▶ PROBLEM REQUIREMENTS:
From the entries below, pull out each line where "Which" appears.

▶ INFORMATION SHOWN:
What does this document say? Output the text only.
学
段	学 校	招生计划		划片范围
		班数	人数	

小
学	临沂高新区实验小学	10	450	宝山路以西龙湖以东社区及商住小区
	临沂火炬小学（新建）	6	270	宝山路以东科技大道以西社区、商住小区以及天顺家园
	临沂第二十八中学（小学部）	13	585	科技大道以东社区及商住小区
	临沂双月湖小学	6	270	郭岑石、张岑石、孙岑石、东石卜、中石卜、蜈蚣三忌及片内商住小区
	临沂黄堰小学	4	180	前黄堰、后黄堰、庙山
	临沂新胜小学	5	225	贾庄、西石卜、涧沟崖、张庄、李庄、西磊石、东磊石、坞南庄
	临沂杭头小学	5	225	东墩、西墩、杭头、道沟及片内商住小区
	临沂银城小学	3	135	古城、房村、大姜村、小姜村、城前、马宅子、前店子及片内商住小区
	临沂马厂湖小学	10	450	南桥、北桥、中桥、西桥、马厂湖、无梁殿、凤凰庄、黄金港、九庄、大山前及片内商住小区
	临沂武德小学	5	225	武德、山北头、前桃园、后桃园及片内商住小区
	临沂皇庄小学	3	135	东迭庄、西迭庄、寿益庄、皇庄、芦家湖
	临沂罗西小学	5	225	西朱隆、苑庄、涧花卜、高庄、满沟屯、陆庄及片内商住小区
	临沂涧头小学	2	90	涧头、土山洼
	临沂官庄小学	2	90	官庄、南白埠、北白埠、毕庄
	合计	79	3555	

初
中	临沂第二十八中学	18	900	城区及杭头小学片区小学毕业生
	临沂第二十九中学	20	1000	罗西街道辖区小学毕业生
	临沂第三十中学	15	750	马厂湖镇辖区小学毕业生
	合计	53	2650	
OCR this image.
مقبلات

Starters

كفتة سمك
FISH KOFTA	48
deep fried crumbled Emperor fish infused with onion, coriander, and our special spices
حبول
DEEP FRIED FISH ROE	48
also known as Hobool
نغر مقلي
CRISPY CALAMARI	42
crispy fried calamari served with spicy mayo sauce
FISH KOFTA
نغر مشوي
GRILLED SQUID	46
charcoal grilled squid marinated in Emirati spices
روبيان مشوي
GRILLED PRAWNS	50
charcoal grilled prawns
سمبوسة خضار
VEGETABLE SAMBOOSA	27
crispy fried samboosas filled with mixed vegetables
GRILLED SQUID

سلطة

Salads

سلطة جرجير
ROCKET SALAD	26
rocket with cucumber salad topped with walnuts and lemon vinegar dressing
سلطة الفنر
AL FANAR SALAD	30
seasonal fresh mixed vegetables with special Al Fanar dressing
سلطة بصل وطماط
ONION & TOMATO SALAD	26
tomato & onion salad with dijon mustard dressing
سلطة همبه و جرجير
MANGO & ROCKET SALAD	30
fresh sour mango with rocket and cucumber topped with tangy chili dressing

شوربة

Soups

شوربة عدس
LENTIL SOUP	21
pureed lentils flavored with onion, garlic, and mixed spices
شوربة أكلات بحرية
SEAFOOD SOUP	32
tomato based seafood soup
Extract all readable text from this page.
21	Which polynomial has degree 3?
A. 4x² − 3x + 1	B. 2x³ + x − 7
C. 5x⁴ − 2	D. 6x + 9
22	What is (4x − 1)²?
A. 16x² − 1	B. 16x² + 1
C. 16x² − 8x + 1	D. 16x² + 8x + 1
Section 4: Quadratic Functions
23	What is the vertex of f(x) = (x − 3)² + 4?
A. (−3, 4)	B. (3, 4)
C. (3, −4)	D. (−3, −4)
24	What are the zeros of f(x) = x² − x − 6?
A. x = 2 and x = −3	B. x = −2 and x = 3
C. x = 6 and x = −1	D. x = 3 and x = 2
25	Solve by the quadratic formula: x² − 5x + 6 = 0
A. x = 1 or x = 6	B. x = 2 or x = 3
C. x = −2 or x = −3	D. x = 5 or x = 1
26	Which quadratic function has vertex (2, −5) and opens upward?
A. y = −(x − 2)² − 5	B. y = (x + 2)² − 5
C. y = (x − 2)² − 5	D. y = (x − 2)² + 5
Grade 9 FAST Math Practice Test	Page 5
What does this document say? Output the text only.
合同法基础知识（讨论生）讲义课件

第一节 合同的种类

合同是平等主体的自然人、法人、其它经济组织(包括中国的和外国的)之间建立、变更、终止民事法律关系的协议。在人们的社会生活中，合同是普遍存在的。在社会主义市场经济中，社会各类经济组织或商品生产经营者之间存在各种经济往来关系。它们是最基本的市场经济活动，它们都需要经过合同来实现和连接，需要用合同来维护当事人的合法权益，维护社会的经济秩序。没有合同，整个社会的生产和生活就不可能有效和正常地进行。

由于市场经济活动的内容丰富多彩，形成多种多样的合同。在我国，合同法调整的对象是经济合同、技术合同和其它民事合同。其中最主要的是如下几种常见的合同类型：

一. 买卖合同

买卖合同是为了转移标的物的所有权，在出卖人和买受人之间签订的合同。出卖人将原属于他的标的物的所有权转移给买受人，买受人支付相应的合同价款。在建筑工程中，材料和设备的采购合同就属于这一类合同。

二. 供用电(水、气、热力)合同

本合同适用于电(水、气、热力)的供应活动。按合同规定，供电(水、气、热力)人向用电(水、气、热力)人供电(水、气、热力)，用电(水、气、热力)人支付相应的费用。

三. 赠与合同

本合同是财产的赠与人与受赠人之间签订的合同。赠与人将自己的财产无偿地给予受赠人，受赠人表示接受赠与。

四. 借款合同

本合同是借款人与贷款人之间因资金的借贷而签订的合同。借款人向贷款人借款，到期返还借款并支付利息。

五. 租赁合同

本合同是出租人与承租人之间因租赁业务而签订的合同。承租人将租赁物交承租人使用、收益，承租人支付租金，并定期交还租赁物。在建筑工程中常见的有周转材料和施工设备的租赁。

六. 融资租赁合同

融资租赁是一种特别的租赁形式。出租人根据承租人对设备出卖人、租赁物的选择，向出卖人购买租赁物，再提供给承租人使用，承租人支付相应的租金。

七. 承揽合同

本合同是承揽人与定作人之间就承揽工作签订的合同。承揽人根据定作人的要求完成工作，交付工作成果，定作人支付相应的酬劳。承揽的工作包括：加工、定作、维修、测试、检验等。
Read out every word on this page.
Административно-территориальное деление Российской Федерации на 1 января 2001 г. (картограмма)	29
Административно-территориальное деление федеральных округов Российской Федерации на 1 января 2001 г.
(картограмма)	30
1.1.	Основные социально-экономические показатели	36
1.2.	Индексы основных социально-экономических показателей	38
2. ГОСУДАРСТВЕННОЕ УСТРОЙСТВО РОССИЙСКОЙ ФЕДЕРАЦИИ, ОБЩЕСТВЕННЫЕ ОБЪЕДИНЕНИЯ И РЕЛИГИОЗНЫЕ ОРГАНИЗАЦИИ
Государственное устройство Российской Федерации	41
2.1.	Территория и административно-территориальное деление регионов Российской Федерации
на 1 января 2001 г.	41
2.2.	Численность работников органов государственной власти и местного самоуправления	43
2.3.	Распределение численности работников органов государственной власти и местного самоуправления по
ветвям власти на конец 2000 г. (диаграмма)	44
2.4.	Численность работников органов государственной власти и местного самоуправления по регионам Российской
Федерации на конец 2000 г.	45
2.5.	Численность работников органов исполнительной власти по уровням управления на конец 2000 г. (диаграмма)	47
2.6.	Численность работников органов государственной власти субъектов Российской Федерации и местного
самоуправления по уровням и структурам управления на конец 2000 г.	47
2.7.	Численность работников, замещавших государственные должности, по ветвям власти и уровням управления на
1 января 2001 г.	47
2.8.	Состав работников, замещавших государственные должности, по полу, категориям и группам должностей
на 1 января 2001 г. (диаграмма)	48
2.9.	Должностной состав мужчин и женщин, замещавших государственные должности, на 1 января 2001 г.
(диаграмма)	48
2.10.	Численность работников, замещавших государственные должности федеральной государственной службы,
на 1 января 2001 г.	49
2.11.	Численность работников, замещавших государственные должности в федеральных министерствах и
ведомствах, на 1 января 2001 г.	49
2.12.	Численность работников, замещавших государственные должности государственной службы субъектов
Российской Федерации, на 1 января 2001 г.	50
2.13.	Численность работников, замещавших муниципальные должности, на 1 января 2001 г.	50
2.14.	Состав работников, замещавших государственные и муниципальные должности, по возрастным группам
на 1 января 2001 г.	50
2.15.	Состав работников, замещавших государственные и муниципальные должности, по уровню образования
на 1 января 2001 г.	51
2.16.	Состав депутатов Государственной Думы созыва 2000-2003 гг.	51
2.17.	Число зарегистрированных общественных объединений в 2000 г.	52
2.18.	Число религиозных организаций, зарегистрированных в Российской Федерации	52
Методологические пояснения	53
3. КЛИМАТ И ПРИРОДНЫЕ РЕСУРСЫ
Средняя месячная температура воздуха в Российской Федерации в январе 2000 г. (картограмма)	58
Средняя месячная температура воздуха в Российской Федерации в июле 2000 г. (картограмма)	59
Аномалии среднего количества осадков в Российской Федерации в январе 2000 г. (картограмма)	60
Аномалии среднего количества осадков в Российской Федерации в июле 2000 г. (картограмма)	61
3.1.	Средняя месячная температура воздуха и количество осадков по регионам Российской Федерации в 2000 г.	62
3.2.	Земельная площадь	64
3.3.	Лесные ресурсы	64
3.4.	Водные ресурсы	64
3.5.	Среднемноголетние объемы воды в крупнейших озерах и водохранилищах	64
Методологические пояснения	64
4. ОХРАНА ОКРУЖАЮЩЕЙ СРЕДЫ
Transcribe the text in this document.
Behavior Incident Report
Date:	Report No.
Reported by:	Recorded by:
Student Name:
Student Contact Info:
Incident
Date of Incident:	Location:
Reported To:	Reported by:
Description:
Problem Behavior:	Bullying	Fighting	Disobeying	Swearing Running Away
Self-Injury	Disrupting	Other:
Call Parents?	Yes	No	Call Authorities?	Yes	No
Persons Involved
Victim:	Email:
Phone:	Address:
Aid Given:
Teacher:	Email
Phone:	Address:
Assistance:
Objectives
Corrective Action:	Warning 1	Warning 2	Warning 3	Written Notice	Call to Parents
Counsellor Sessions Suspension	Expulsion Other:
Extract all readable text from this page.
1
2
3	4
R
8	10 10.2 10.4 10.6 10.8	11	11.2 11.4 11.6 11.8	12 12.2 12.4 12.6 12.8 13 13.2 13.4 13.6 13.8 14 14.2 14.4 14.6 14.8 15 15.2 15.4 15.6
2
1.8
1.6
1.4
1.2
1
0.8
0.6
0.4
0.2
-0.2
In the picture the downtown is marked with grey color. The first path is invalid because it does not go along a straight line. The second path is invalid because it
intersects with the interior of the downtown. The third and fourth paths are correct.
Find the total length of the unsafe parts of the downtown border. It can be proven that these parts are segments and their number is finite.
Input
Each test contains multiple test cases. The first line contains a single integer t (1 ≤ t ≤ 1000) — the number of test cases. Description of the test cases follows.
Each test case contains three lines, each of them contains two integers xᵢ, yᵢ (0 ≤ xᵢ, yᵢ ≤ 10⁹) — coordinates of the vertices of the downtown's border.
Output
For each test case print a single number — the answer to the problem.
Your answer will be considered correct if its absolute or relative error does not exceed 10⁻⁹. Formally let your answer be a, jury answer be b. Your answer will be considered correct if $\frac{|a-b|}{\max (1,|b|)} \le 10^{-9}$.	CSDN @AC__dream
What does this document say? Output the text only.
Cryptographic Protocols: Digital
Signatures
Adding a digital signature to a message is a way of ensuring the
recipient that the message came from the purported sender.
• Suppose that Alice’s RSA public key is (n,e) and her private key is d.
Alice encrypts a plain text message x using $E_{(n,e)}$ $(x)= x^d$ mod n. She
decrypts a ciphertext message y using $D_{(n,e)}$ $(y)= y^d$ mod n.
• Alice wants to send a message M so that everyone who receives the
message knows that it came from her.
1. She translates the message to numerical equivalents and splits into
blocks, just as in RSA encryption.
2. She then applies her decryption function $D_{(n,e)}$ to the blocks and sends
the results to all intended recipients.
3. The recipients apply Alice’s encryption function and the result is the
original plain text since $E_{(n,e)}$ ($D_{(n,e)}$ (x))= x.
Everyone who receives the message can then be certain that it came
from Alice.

▶ PROBLEM SOLUTION:
21	Which polynomial has degree 3?
26	Which quadratic function has vertex (2, −5) and opens upward?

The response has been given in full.